* _DO THIS_: Only lines with the word "JSON" are needed; collect each of them from the listing below.

......

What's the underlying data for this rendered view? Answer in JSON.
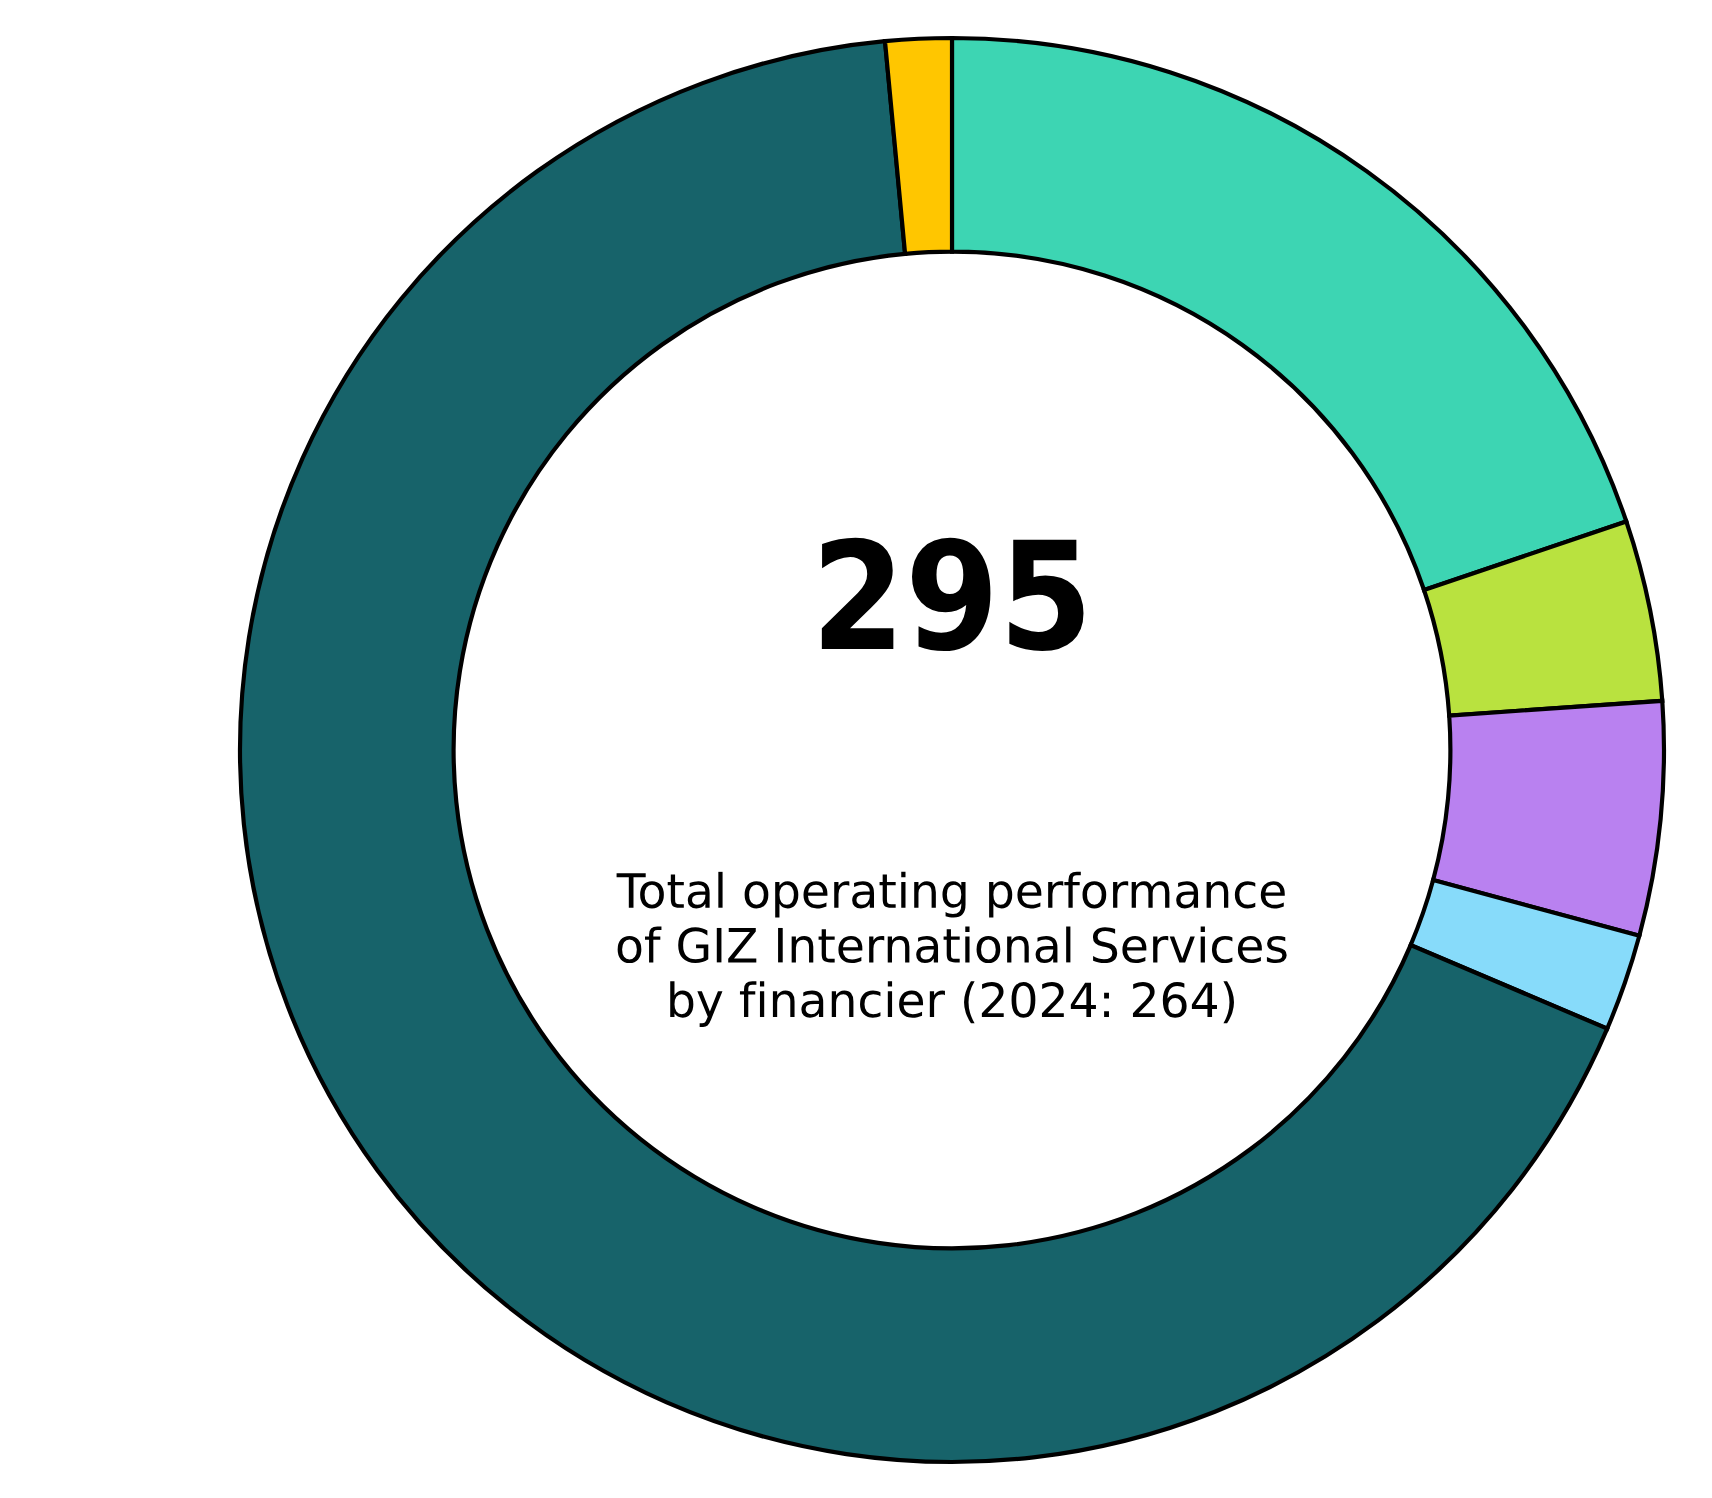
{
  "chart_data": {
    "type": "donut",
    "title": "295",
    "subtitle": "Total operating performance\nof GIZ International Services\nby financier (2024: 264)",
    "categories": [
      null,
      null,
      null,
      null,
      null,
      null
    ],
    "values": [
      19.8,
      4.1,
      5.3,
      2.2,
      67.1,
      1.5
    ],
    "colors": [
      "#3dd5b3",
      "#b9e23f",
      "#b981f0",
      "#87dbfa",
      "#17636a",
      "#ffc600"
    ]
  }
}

......

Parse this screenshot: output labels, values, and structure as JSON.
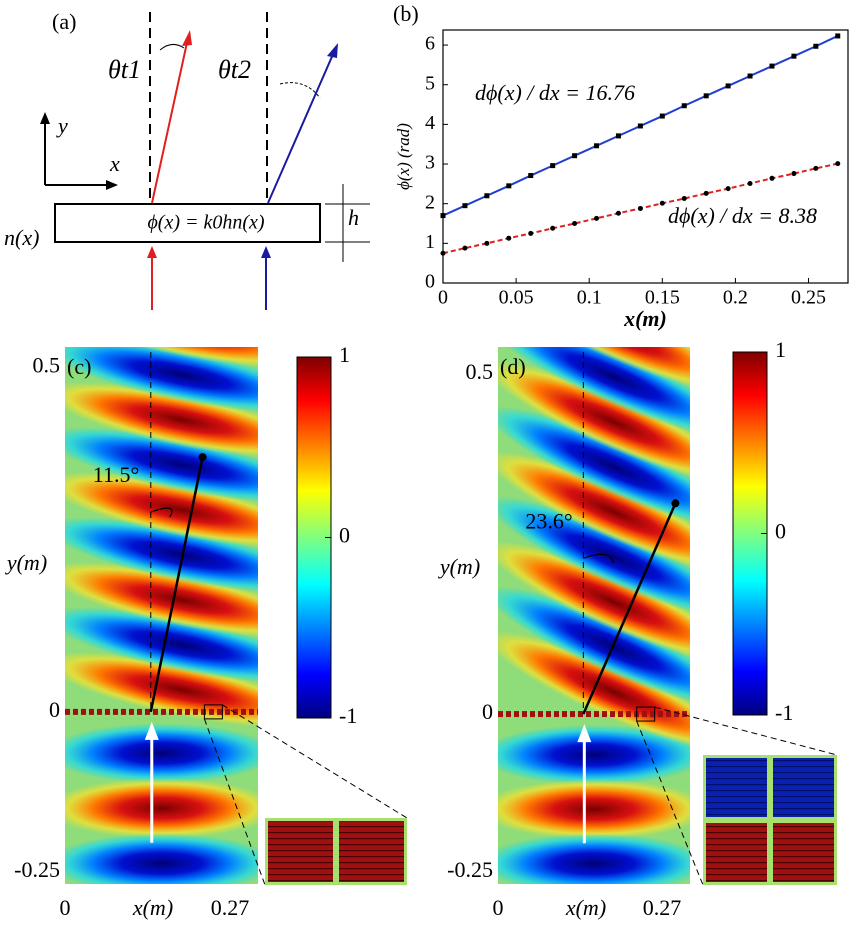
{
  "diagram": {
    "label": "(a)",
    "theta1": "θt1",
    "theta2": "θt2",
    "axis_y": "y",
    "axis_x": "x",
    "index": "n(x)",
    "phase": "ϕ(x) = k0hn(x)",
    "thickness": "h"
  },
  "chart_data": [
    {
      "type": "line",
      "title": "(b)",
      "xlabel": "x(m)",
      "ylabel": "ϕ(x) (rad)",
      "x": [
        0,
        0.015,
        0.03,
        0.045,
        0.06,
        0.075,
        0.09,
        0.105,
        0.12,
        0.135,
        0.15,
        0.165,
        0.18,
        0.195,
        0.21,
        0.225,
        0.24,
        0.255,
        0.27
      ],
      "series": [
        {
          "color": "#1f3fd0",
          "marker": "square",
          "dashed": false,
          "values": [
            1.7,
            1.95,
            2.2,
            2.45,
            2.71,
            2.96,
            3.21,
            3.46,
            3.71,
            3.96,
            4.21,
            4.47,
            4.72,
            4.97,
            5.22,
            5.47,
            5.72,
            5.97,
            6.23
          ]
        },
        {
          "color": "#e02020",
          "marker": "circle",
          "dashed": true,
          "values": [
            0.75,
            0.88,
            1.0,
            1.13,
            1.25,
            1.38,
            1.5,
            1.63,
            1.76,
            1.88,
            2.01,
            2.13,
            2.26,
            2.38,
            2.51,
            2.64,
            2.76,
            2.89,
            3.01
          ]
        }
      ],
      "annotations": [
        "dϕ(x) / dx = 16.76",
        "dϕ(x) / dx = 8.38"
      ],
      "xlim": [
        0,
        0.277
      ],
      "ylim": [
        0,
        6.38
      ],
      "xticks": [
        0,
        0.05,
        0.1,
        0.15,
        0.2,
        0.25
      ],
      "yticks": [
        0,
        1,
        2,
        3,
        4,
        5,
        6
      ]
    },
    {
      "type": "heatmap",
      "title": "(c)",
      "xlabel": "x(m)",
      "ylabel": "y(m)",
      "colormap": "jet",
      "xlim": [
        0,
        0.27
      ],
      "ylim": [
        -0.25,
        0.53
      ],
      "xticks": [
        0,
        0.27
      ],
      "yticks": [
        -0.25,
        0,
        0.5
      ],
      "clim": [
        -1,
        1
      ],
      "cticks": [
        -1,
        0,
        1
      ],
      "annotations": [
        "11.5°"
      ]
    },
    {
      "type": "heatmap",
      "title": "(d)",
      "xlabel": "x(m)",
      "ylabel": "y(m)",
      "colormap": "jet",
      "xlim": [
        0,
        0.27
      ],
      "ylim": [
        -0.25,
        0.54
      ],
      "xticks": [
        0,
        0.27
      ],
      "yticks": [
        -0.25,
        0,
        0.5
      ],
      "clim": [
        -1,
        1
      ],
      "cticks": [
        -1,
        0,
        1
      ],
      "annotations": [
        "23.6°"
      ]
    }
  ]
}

......

* _RESPONSE TO THIS EXERCISE_:
What's the underlying data for this rendered view? Answer in JSON.
Parse this screenshot: output labels, values, and structure as JSON.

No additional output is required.